=== EXERCISE 1 ===
According to the text on the Merpati Nusantara Airlines Flight 8968 crash, how many people on board were killed?
=== EXERCISE 2 ===
Continue the text on the Merpati Nusantara Airlines Flight 8968 crash from its last sentence.

=== EXTRACTED TEXT ===
====================

2011 aviation accident

Merpati Nusantara Airlines Flight 8968 (MZ8968/MNA8968) was a passenger flight which crashed off the coast of the Indonesian province of West Papua on 7 May 2011. The aircraft involved, a Xian MA60, was operating Merpati Nusantara Airlines' scheduled domestic service from Sorong to Kaimana, both in West Papua. It crashed into the sea while on approach to Kaimana in heavy rain condition, about 800 m before the runway. All 25 people on board the aircraft were killed. It remains the only fatal accident involving a Xian MA60.

The Indonesian National Transportation Safety Committee concluded that the crash was caused by pilot error. During the approach, both pilots were struggling to see the airport due to adverse weather in the area and eventually initiated a go around procedure. However, they did not pay enough attention to the bank angle of the aircraft as both of them were looking out of the window. The lack of situational awareness eventually caused the Xian MA60 to overbank and it subsequently plunged into the sea.

====================

=== Saved entries ===
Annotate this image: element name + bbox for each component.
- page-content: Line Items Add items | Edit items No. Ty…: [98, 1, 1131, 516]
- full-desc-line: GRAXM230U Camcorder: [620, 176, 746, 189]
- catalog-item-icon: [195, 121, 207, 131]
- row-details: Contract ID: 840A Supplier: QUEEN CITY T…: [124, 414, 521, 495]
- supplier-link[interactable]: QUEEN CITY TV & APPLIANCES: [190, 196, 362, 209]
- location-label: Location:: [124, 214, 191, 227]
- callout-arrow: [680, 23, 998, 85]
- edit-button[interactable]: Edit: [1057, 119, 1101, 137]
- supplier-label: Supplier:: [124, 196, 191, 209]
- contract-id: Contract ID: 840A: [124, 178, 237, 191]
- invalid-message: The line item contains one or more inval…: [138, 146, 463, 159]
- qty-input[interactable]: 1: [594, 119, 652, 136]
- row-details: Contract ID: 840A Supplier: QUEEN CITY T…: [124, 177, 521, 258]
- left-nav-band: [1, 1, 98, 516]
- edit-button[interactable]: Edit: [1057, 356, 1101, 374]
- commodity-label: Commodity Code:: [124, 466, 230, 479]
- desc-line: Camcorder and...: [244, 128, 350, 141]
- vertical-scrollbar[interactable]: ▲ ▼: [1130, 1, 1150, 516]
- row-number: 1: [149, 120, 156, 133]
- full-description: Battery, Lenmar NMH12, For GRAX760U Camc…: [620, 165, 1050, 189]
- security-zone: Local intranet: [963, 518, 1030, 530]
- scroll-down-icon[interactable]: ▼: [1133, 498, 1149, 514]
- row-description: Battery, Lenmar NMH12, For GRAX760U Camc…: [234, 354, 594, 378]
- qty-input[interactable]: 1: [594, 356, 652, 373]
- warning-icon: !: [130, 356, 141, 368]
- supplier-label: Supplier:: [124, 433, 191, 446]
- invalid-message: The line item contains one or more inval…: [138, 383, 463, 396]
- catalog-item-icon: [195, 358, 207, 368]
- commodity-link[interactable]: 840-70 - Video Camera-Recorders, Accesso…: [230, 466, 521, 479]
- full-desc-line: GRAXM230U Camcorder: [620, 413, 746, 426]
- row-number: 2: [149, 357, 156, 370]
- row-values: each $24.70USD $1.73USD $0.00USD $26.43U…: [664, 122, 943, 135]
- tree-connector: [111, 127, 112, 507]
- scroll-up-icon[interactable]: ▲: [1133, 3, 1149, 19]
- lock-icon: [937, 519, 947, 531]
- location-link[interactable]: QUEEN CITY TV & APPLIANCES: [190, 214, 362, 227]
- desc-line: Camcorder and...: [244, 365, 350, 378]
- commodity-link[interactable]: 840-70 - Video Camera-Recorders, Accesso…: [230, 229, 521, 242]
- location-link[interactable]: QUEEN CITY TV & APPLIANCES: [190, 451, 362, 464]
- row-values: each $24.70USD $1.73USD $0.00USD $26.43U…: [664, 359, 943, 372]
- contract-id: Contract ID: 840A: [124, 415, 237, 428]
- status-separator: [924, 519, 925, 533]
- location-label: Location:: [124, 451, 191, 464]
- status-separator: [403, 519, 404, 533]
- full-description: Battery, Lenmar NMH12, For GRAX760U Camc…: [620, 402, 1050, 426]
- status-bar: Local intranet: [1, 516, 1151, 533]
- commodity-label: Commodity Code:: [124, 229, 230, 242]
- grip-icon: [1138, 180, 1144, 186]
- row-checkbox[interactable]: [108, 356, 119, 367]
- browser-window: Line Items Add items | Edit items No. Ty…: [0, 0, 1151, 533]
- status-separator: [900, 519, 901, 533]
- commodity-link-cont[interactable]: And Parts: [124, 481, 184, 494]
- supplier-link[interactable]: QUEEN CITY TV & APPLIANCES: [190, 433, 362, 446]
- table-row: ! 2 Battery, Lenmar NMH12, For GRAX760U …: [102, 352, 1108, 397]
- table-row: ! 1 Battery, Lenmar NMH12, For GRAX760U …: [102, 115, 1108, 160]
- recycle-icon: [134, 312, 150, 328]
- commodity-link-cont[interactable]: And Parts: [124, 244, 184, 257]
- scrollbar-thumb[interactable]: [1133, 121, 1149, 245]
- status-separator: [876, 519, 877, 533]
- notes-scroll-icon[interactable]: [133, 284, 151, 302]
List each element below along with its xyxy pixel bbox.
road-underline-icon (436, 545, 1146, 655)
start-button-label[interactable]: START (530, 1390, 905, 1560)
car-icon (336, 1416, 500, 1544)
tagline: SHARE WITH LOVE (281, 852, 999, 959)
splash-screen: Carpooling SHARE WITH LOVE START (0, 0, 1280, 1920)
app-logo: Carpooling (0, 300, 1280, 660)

====================

=== WRITTEN RESPONSE 1 ===
All 25 people on board were killed.

=== WRITTEN RESPONSE 2 ===
==Aircraft==
The aircraft involved was a Chinese-built twin-turboprop Xian MA60 with Indonesian registration PK-MZK. According to NTSC, the aircraft was manufactured in 2007 with a manufacturer's serial number (MSN) of 0603. The aircraft had entered service in October 2010, logging fewer than 700 hours since then. The aircraft was equipped with two Pratt & Whitney Canada PW127J engines.

==Passengers and crews==
Officials initially reported that there were a total of 27 people on board the aircraft. According to the passenger manifest that had been issued by Merpati, there were 25 people on board the aircraft, all Indonesian, comprising 21 passengers and 4 crew members. The 21 passengers consisted of 18 adults, 2 children and 1 infant. The four crew members consisted of two pilots and two flight attendants. There were two flight engineers on board the aircraft but they were listed as passengers on the manifest.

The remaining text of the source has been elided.